Top of Passage
Don't know who the installer was, I probably wouldn't comment on an individual firm unless they were well known in the industry as rip-off merchants (there are a couple in this area), but as a general comment I don't have much faith in the abilities or intentions of a lot of Prins specialists while at the same time many other installers don't have much knowledge on Prins but some would still take your money.


Author:  Motorvating [ Fri Jul 29, 2016 6:17 pm ]
Post subject:  Re: Fault

Thanks for the replies.

The installer installed th system three years ago and did a cracking job. He did the first annual service and worked fine until the following year. Couldn't use the installer as he had gone out of business so used a business in Coventry who did the next service, which was OK for several months, then developed the problems I have now. Took it to another business in Coventry as I just had a bad feeling about him. the second business in Coventry increased the pressure, but it has never worked properly since.

Does anybody know of an installer in the East or West Midlands they would refer?
Bottom of Passage
Top of Extracted entries
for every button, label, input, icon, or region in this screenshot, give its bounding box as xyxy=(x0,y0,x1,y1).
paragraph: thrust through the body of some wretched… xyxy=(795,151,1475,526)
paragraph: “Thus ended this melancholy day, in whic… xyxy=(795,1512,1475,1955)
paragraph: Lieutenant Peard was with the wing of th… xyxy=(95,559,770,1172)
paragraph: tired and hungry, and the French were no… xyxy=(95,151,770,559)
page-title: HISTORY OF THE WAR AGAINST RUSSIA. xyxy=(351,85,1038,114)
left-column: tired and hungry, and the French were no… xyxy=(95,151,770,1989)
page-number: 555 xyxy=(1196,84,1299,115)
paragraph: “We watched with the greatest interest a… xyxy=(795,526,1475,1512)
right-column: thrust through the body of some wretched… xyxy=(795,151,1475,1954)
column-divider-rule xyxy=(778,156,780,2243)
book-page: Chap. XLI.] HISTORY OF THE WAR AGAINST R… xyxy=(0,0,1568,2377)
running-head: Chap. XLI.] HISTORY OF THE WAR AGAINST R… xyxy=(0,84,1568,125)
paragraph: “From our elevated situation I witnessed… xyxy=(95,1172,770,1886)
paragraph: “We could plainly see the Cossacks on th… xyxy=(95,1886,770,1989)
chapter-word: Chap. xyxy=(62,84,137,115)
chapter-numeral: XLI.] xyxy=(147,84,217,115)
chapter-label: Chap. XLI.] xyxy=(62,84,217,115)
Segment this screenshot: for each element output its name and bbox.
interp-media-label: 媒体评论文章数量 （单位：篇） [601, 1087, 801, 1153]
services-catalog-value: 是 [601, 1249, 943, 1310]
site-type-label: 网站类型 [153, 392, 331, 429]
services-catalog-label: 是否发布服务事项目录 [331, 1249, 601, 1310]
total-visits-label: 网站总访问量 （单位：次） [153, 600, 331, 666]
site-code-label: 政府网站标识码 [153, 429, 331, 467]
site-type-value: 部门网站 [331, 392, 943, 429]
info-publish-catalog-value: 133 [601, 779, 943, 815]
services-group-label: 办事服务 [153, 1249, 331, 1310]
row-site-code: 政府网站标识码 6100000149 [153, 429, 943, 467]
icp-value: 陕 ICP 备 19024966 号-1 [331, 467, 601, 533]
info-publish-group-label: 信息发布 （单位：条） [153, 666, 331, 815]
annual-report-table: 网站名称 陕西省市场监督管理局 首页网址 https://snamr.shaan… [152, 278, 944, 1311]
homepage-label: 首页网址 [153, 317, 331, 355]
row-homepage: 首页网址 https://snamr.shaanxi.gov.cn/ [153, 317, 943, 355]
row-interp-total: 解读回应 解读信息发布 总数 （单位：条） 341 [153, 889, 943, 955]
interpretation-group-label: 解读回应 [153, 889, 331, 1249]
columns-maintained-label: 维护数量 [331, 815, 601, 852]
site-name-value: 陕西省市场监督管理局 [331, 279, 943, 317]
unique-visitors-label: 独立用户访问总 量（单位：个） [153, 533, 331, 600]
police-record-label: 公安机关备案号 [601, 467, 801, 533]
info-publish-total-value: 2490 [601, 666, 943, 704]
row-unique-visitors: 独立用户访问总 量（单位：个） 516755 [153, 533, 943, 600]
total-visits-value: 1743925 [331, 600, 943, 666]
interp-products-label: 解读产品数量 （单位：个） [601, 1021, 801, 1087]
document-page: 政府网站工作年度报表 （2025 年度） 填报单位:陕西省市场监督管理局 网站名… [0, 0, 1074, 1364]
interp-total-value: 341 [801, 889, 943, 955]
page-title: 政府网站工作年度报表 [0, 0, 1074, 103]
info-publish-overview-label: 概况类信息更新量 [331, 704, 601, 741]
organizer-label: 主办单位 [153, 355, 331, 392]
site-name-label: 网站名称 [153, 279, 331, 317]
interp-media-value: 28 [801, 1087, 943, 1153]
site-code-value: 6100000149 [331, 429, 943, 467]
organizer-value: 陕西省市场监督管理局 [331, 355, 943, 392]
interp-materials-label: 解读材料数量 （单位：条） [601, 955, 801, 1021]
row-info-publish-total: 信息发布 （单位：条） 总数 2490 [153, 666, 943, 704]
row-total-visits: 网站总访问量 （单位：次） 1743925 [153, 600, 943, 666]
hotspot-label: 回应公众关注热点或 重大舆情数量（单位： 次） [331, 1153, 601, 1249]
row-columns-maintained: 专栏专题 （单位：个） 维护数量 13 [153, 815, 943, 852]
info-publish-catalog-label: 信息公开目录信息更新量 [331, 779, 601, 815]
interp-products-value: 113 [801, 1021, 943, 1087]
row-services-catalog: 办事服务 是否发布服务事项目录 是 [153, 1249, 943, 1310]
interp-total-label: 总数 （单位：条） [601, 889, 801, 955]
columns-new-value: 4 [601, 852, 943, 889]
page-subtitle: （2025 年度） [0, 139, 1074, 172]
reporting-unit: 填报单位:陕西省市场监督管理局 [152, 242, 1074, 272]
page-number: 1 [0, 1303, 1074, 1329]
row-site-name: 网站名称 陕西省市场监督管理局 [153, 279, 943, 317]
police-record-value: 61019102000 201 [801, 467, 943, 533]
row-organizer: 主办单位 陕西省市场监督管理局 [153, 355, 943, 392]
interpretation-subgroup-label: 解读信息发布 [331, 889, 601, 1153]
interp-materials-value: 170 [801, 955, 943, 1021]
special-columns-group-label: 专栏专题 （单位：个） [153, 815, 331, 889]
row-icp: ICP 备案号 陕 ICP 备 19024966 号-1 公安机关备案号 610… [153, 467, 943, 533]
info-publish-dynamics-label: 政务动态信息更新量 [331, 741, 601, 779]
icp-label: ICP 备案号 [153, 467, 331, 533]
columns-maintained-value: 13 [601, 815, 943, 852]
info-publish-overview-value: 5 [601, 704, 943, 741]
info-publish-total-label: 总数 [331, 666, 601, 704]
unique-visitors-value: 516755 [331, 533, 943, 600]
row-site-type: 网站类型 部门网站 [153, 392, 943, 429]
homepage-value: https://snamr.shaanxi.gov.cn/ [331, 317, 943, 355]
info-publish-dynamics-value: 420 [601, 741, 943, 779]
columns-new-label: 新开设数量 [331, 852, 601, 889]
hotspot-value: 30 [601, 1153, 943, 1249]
Bottom of Extracted entries
**Exercise 1**
Answer these from the forum thread:
(a) In whose abilities or intentions does the first writer say they don't have much faith?
(b) How long ago was the system installed?
(c) What did the second business in Coventry increase?
**Exercise 2**
Output the stretch of the forum thread from "Author:  Motorvating [ Fri" through "they would refer?", copied exactly.
The material was taken from a source separate from the forum thread.

**Response 1**
(a) A lot of Prins specialists
(b) Three years ago
(c) The pressure

**Response 2**
Author:  Motorvating [ Fri Jul 29, 2016 6:17 pm ]
Post subject:  Re: Fault

Thanks for the replies.

The installer installed th system three years ago and did a cracking job. He did the first annual service and worked fine until the following year. Couldn't use the installer as he had gone out of business so used a business in Coventry who did the next service, which was OK for several months, then developed the problems I have now. Took it to another business in Coventry as I just had a bad feeling about him. the second business in Coventry increased the pressure, but it has never worked properly since.

Does anybody know of an installer in the East or West Midlands they would refer?